* [PROBLEM DETAILS]
Extract each line containing the string "downtime".
--- BEGIN RAW RECORDS ---
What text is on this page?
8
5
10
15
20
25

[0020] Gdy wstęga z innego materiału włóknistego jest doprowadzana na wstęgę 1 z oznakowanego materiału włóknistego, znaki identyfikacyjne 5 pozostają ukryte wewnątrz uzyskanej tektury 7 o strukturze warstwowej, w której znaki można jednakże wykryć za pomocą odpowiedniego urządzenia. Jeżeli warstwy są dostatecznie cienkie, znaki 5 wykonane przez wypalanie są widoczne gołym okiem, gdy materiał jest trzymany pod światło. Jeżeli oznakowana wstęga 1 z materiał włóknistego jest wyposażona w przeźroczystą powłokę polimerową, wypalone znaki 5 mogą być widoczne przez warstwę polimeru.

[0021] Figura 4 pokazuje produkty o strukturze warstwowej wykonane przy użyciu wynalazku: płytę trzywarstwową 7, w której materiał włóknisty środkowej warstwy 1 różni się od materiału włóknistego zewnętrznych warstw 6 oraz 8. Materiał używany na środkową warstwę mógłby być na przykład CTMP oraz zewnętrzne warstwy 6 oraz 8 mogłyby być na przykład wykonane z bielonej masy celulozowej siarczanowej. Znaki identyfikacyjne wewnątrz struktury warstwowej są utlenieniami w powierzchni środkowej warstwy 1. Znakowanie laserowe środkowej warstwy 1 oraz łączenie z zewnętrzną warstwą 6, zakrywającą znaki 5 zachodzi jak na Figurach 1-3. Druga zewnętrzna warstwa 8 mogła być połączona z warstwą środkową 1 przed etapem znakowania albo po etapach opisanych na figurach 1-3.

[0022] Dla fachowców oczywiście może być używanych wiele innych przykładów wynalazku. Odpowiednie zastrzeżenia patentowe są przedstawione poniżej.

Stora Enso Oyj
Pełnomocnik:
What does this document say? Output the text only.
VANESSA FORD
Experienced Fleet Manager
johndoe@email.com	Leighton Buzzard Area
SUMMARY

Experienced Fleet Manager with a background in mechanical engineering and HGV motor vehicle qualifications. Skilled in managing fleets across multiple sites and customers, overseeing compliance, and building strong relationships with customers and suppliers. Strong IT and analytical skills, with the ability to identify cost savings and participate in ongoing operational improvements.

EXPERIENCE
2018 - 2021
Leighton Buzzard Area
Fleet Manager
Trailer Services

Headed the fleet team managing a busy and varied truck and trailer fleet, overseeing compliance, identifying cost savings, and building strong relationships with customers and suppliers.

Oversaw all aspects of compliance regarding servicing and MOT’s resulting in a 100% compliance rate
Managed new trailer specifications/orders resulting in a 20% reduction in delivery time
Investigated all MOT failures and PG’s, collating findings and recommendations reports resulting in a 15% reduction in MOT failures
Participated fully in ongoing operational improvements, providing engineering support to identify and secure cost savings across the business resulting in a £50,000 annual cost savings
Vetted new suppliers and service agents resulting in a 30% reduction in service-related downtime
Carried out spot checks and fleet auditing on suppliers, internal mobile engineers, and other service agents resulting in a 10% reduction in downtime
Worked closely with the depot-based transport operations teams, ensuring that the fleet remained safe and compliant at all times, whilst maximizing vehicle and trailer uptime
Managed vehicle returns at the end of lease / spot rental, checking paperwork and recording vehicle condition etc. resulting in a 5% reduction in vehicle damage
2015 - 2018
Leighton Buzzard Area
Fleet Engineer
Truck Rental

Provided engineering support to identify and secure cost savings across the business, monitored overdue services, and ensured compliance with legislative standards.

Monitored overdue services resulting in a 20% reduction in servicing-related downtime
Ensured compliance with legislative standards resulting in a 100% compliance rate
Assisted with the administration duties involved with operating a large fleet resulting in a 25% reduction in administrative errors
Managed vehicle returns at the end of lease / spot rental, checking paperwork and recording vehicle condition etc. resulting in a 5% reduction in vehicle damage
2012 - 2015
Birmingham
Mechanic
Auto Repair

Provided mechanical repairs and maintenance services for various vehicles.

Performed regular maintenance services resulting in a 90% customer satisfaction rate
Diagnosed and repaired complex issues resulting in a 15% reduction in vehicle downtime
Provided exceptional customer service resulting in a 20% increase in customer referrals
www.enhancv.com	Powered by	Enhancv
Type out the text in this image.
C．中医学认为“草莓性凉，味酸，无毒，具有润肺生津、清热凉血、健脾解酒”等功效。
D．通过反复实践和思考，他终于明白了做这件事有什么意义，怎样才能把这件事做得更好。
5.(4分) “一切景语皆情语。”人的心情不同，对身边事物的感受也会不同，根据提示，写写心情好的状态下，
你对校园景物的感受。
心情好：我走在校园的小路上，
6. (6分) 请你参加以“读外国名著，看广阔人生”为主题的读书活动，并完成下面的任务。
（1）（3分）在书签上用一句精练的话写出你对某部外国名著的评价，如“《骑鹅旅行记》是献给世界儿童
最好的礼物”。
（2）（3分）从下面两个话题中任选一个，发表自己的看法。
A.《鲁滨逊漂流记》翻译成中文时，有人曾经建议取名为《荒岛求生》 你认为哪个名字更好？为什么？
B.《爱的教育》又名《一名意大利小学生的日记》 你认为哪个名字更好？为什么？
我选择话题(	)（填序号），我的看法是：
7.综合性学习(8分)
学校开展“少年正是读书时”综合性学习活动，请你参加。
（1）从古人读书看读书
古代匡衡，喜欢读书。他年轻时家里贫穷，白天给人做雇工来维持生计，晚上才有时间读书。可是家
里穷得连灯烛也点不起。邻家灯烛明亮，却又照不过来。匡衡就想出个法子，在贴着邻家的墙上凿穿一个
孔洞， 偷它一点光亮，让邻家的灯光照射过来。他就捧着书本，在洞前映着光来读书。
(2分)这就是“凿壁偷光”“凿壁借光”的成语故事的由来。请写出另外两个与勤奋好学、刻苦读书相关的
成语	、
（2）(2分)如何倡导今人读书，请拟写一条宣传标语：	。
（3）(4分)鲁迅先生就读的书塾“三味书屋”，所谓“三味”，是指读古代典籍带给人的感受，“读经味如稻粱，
--- END RAW RECORDS ---
* [EXPECTED OUTPUT]
Vetted new suppliers and service agents resulting in a 30% reduction in service-related downtime
Carried out spot checks and fleet auditing on suppliers, internal mobile engineers, and other service agents resulting in a 10% reduction in downtime
Monitored overdue services resulting in a 20% reduction in servicing-related downtime
Diagnosed and repaired complex issues resulting in a 15% reduction in vehicle downtime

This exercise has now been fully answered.